> _Prompt_:
Leave out every picture, then transcribe the rest of the listing exactly.

Dataset entries
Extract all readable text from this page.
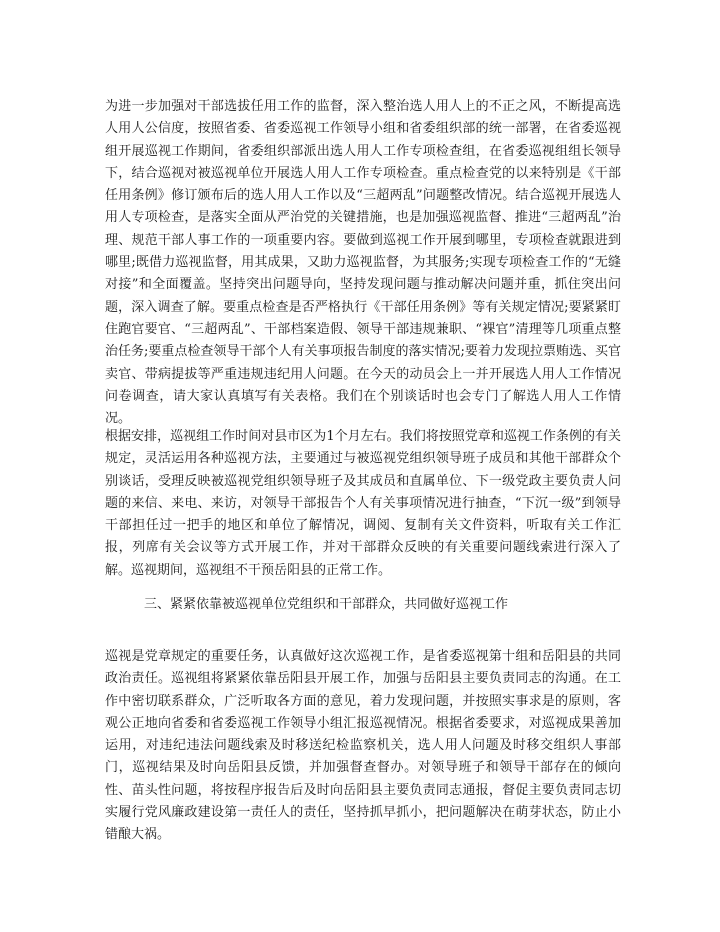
为进一步加强对干部选拔任用工作的监督，深入整治选人用人上的不正之风，不断提高选人用人公信度，按照省委、省委巡视工作领导小组和省委组织部的统一部署，在省委巡视组开展巡视工作期间，省委组织部派出选人用人工作专项检查组，在省委巡视组组长领导下，结合巡视对被巡视单位开展选人用人工作专项检查。重点检查党的以来特别是《干部任用条例》修订颁布后的选人用人工作以及“三超两乱”问题整改情况。结合巡视开展选人用人专项检查，是落实全面从严治党的关键措施，也是加强巡视监督、推进“三超两乱”治理、规范干部人事工作的一项重要内容。要做到巡视工作开展到哪里，专项检查就跟进到哪里;既借力巡视监督，用其成果，又助力巡视监督，为其服务;实现专项检查工作的“无缝对接”和全面覆盖。坚持突出问题导向，坚持发现问题与推动解决问题并重，抓住突出问题，深入调查了解。要重点检查是否严格执行《干部任用条例》等有关规定情况;要紧紧盯住跑官要官、“三超两乱”、干部档案造假、领导干部违规兼职、“裸官”清理等几项重点整治任务;要重点检查领导干部个人有关事项报告制度的落实情况;要着力发现拉票贿选、买官卖官、带病提拔等严重违规违纪用人问题。在今天的动员会上一并开展选人用人工作情况问卷调查，请大家认真填写有关表格。我们在个别谈话时也会专门了解选人用人工作情况。

根据安排，巡视组工作时间对县市区为1个月左右。我们将按照党章和巡视工作条例的有关规定，灵活运用各种巡视方法，主要通过与被巡视党组织领导班子成员和其他干部群众个别谈话，受理反映被巡视党组织领导班子及其成员和直属单位、下一级党政主要负责人问题的来信、来电、来访，对领导干部报告个人有关事项情况进行抽查，“下沉一级”到领导干部担任过一把手的地区和单位了解情况，调阅、复制有关文件资料，听取有关工作汇报，列席有关会议等方式开展工作，并对干部群众反映的有关重要问题线索进行深入了解。巡视期间，巡视组不干预岳阳县的正常工作。

三、紧紧依靠被巡视单位党组织和干部群众，共同做好巡视工作

巡视是党章规定的重要任务，认真做好这次巡视工作，是省委巡视第十组和岳阳县的共同政治责任。巡视组将紧紧依靠岳阳县开展工作，加强与岳阳县主要负责同志的沟通。在工作中密切联系群众，广泛听取各方面的意见，着力发现问题，并按照实事求是的原则，客观公正地向省委和省委巡视工作领导小组汇报巡视情况。根据省委要求，对巡视成果善加运用，对违纪违法问题线索及时移送纪检监察机关，选人用人问题及时移交组织人事部门，巡视结果及时向岳阳县反馈，并加强督查督办。对领导班子和领导干部存在的倾向性、苗头性问题，将按程序报告后及时向岳阳县主要负责同志通报，督促主要负责同志切实履行党风廉政建设第一责任人的责任，坚持抓早抓小，把问题解决在萌芽状态，防止小错酿大祸。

> _Output_:
Extract all readable text from this page.
为进一步加强对干部选拔任用工作的监督，深入整治选人用人上的不正之风，不断提高选人用人公信度，按照省委、省委巡视工作领导小组和省委组织部的统一部署，在省委巡视组开展巡视工作期间，省委组织部派出选人用人工作专项检查组，在省委巡视组组长领导下，结合巡视对被巡视单位开展选人用人工作专项检查。重点检查党的以来特别是《干部任用条例》修订颁布后的选人用人工作以及“三超两乱”问题整改情况。结合巡视开展选人用人专项检查，是落实全面从严治党的关键措施，也是加强巡视监督、推进“三超两乱”治理、规范干部人事工作的一项重要内容。要做到巡视工作开展到哪里，专项检查就跟进到哪里;既借力巡视监督，用其成果，又助力巡视监督，为其服务;实现专项检查工作的“无缝对接”和全面覆盖。坚持突出问题导向，坚持发现问题与推动解决问题并重，抓住突出问题，深入调查了解。要重点检查是否严格执行《干部任用条例》等有关规定情况;要紧紧盯住跑官要官、“三超两乱”、干部档案造假、领导干部违规兼职、“裸官”清理等几项重点整治任务;要重点检查领导干部个人有关事项报告制度的落实情况;要着力发现拉票贿选、买官卖官、带病提拔等严重违规违纪用人问题。在今天的动员会上一并开展选人用人工作情况问卷调查，请大家认真填写有关表格。我们在个别谈话时也会专门了解选人用人工作情况。

根据安排，巡视组工作时间对县市区为1个月左右。我们将按照党章和巡视工作条例的有关规定，灵活运用各种巡视方法，主要通过与被巡视党组织领导班子成员和其他干部群众个别谈话，受理反映被巡视党组织领导班子及其成员和直属单位、下一级党政主要负责人问题的来信、来电、来访，对领导干部报告个人有关事项情况进行抽查，“下沉一级”到领导干部担任过一把手的地区和单位了解情况，调阅、复制有关文件资料，听取有关工作汇报，列席有关会议等方式开展工作，并对干部群众反映的有关重要问题线索进行深入了解。巡视期间，巡视组不干预岳阳县的正常工作。

三、紧紧依靠被巡视单位党组织和干部群众，共同做好巡视工作

巡视是党章规定的重要任务，认真做好这次巡视工作，是省委巡视第十组和岳阳县的共同政治责任。巡视组将紧紧依靠岳阳县开展工作，加强与岳阳县主要负责同志的沟通。在工作中密切联系群众，广泛听取各方面的意见，着力发现问题，并按照实事求是的原则，客观公正地向省委和省委巡视工作领导小组汇报巡视情况。根据省委要求，对巡视成果善加运用，对违纪违法问题线索及时移送纪检监察机关，选人用人问题及时移交组织人事部门，巡视结果及时向岳阳县反馈，并加强督查督办。对领导班子和领导干部存在的倾向性、苗头性问题，将按程序报告后及时向岳阳县主要负责同志通报，督促主要负责同志切实履行党风廉政建设第一责任人的责任，坚持抓早抓小，把问题解决在萌芽状态，防止小错酿大祸。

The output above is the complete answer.